THE TASK
What follows is a listing. Return every line of it exactly.

BEGIN SUPPLIED RECORDS

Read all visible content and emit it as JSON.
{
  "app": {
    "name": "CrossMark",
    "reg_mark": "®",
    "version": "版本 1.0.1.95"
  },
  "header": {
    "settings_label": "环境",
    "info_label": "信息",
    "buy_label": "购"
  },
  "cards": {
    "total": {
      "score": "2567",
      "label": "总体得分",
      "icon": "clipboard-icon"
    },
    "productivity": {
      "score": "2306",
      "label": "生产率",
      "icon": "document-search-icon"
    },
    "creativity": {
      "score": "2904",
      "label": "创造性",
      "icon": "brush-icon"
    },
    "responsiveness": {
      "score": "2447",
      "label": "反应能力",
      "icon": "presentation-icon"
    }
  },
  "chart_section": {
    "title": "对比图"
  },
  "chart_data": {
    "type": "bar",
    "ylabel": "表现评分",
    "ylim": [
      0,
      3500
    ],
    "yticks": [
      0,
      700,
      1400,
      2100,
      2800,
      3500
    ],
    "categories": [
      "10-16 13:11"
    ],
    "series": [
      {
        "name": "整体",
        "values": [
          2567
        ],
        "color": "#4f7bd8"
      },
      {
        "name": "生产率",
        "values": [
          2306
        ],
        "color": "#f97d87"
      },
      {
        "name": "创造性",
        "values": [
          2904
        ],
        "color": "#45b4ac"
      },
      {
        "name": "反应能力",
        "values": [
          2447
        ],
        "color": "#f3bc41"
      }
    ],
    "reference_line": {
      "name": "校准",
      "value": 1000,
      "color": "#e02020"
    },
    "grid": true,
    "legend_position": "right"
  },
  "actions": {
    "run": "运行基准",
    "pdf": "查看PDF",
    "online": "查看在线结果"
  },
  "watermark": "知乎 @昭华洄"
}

END SUPPLIED RECORDS

FINAL ANSWER
Read all visible content and emit it as JSON.
{
  "app": {
    "name": "CrossMark",
    "reg_mark": "®",
    "version": "版本 1.0.1.95"
  },
  "header": {
    "settings_label": "环境",
    "info_label": "信息",
    "buy_label": "购"
  },
  "cards": {
    "total": {
      "score": "2567",
      "label": "总体得分",
      "icon": "clipboard-icon"
    },
    "productivity": {
      "score": "2306",
      "label": "生产率",
      "icon": "document-search-icon"
    },
    "creativity": {
      "score": "2904",
      "label": "创造性",
      "icon": "brush-icon"
    },
    "responsiveness": {
      "score": "2447",
      "label": "反应能力",
      "icon": "presentation-icon"
    }
  },
  "chart_section": {
    "title": "对比图"
  },
  "chart_data": {
    "type": "bar",
    "ylabel": "表现评分",
    "ylim": [
      0,
      3500
    ],
    "yticks": [
      0,
      700,
      1400,
      2100,
      2800,
      3500
    ],
    "categories": [
      "10-16 13:11"
    ],
    "series": [
      {
        "name": "整体",
        "values": [
          2567
        ],
        "color": "#4f7bd8"
      },
      {
        "name": "生产率",
        "values": [
          2306
        ],
        "color": "#f97d87"
      },
      {
        "name": "创造性",
        "values": [
          2904
        ],
        "color": "#45b4ac"
      },
      {
        "name": "反应能力",
        "values": [
          2447
        ],
        "color": "#f3bc41"
      }
    ],
    "reference_line": {
      "name": "校准",
      "value": 1000,
      "color": "#e02020"
    },
    "grid": true,
    "legend_position": "right"
  },
  "actions": {
    "run": "运行基准",
    "pdf": "查看PDF",
    "online": "查看在线结果"
  },
  "watermark": "知乎 @昭华洄"
}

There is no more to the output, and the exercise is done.